* _TASK DATA_

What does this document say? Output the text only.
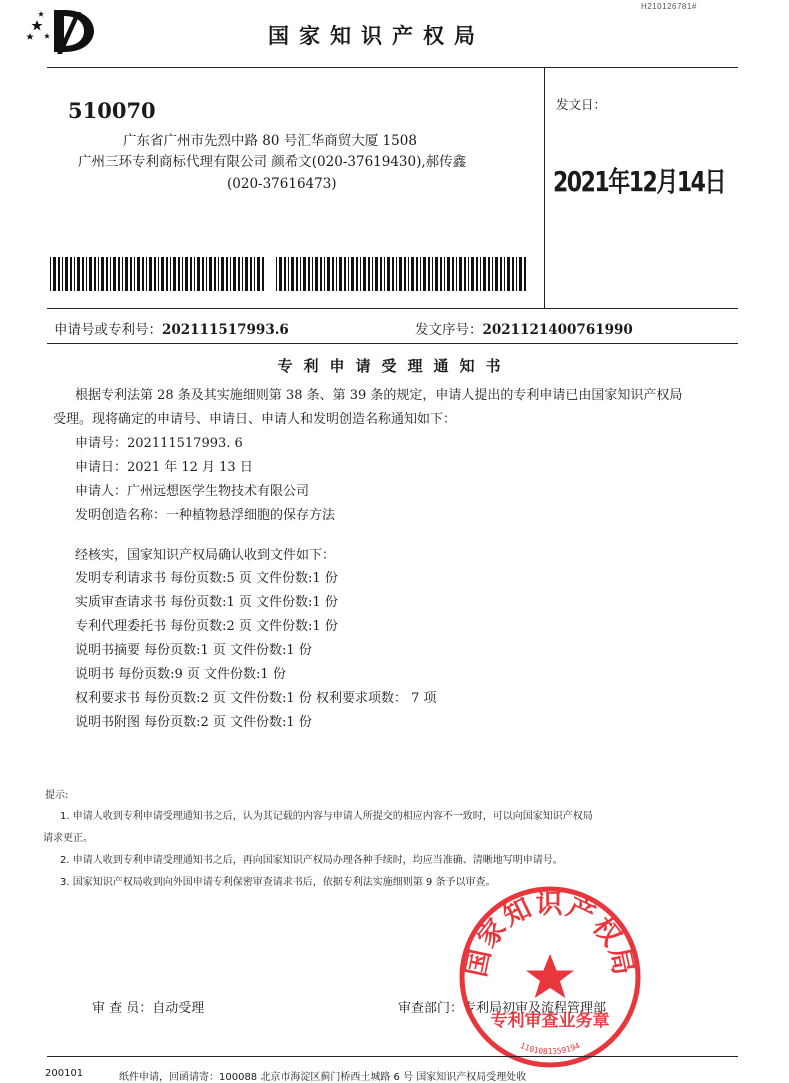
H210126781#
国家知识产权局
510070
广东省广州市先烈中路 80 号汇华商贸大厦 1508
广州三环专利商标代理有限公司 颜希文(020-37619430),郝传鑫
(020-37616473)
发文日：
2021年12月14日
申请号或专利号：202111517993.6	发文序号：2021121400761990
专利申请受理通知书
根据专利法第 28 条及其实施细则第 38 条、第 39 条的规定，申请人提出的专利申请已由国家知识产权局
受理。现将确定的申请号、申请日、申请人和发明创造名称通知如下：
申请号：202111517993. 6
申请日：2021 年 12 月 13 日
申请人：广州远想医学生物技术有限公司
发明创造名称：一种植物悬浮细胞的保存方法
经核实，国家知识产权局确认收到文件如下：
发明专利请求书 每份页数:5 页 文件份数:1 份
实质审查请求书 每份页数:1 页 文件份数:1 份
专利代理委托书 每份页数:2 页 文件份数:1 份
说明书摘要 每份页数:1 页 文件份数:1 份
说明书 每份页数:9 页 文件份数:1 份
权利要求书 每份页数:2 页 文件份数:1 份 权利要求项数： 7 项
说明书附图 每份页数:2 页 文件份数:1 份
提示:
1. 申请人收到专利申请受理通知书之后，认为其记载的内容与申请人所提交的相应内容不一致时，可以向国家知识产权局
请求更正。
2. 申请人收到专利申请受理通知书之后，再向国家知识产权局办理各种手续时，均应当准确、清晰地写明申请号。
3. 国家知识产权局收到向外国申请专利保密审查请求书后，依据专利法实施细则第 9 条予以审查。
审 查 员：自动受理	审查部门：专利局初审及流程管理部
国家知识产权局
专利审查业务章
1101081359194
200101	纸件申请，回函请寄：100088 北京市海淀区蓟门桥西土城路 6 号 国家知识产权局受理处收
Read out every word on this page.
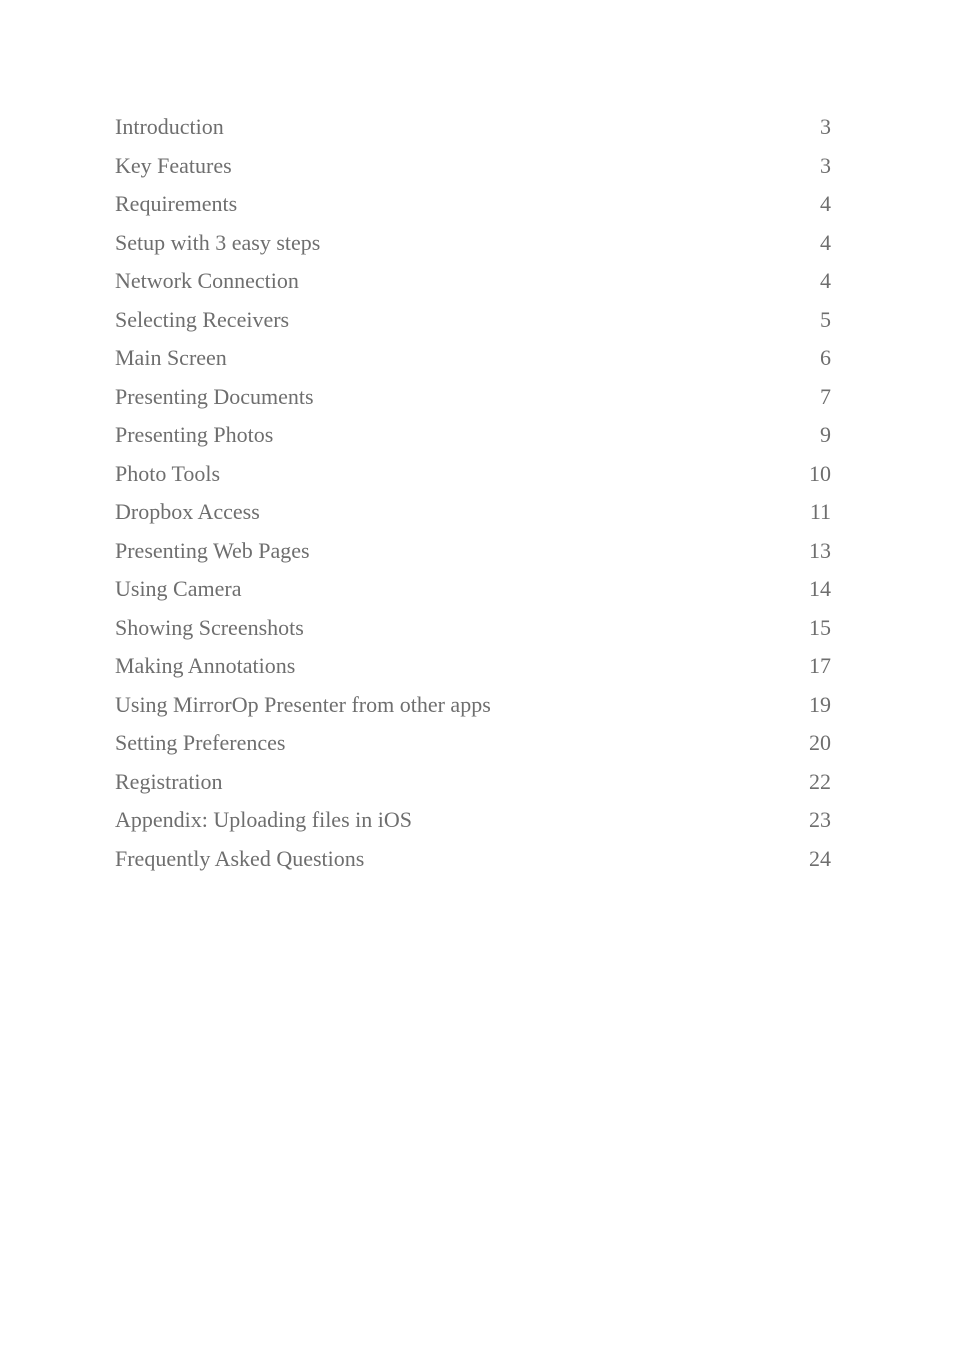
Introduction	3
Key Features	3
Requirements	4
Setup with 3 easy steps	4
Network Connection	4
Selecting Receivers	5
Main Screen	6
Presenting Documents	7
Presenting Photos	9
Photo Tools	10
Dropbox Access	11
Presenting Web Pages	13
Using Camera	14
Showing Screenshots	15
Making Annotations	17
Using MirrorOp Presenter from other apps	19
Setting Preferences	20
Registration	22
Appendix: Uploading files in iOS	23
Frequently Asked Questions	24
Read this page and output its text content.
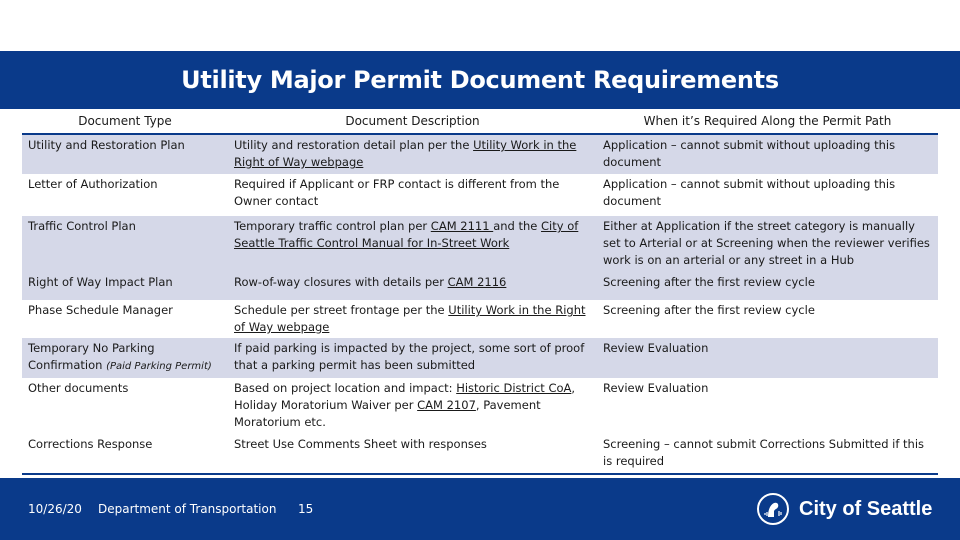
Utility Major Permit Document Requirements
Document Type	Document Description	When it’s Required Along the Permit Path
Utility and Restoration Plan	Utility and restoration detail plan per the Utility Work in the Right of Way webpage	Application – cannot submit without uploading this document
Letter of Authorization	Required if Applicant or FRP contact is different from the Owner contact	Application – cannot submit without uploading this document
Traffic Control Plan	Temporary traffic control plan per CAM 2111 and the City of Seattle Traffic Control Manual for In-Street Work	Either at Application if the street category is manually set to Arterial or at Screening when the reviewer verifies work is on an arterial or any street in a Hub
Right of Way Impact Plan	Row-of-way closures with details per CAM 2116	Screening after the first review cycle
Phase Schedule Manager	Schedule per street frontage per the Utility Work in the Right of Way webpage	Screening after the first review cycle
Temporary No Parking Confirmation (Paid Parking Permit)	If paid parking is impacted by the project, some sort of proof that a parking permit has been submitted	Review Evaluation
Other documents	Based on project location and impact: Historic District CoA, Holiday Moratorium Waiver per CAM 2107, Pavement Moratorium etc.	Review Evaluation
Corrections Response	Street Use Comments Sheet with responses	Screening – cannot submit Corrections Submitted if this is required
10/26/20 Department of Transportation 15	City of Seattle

* _WHAT YOU SHOULD DO_
Exclude all images and restate the records above word for word.

* _SOLUTION FOR THIS TASK_
What does this document say? Output the text only.
H210126781#
国家知识产权局
510070
广东省广州市先烈中路 80 号汇华商贸大厦 1508
广州三环专利商标代理有限公司 颜希文(020-37619430),郝传鑫
(020-37616473)
发文日：
2021年12月14日
申请号或专利号：202111517993.6	发文序号：2021121400761990
专利申请受理通知书
根据专利法第 28 条及其实施细则第 38 条、第 39 条的规定，申请人提出的专利申请已由国家知识产权局
受理。现将确定的申请号、申请日、申请人和发明创造名称通知如下：
申请号：202111517993. 6
申请日：2021 年 12 月 13 日
申请人：广州远想医学生物技术有限公司
发明创造名称：一种植物悬浮细胞的保存方法
经核实，国家知识产权局确认收到文件如下：
发明专利请求书 每份页数:5 页 文件份数:1 份
实质审查请求书 每份页数:1 页 文件份数:1 份
专利代理委托书 每份页数:2 页 文件份数:1 份
说明书摘要 每份页数:1 页 文件份数:1 份
说明书 每份页数:9 页 文件份数:1 份
权利要求书 每份页数:2 页 文件份数:1 份 权利要求项数： 7 项
说明书附图 每份页数:2 页 文件份数:1 份
提示:
1. 申请人收到专利申请受理通知书之后，认为其记载的内容与申请人所提交的相应内容不一致时，可以向国家知识产权局
请求更正。
2. 申请人收到专利申请受理通知书之后，再向国家知识产权局办理各种手续时，均应当准确、清晰地写明申请号。
3. 国家知识产权局收到向外国申请专利保密审查请求书后，依据专利法实施细则第 9 条予以审查。
审 查 员：自动受理	审查部门：专利局初审及流程管理部
国家知识产权局
专利审查业务章
1101081359194
200101	纸件申请，回函请寄：100088 北京市海淀区蓟门桥西土城路 6 号 国家知识产权局受理处收
Read out every word on this page.
Introduction	3
Key Features	3
Requirements	4
Setup with 3 easy steps	4
Network Connection	4
Selecting Receivers	5
Main Screen	6
Presenting Documents	7
Presenting Photos	9
Photo Tools	10
Dropbox Access	11
Presenting Web Pages	13
Using Camera	14
Showing Screenshots	15
Making Annotations	17
Using MirrorOp Presenter from other apps	19
Setting Preferences	20
Registration	22
Appendix: Uploading files in iOS	23
Frequently Asked Questions	24
Read this page and output its text content.
Utility Major Permit Document Requirements
Document Type	Document Description	When it’s Required Along the Permit Path
Utility and Restoration Plan	Utility and restoration detail plan per the Utility Work in the Right of Way webpage	Application – cannot submit without uploading this document
Letter of Authorization	Required if Applicant or FRP contact is different from the Owner contact	Application – cannot submit without uploading this document
Traffic Control Plan	Temporary traffic control plan per CAM 2111 and the City of Seattle Traffic Control Manual for In-Street Work	Either at Application if the street category is manually set to Arterial or at Screening when the reviewer verifies work is on an arterial or any street in a Hub
Right of Way Impact Plan	Row-of-way closures with details per CAM 2116	Screening after the first review cycle
Phase Schedule Manager	Schedule per street frontage per the Utility Work in the Right of Way webpage	Screening after the first review cycle
Temporary No Parking Confirmation (Paid Parking Permit)	If paid parking is impacted by the project, some sort of proof that a parking permit has been submitted	Review Evaluation
Other documents	Based on project location and impact: Historic District CoA, Holiday Moratorium Waiver per CAM 2107, Pavement Moratorium etc.	Review Evaluation
Corrections Response	Street Use Comments Sheet with responses	Screening – cannot submit Corrections Submitted if this is required
10/26/20 Department of Transportation 15	City of Seattle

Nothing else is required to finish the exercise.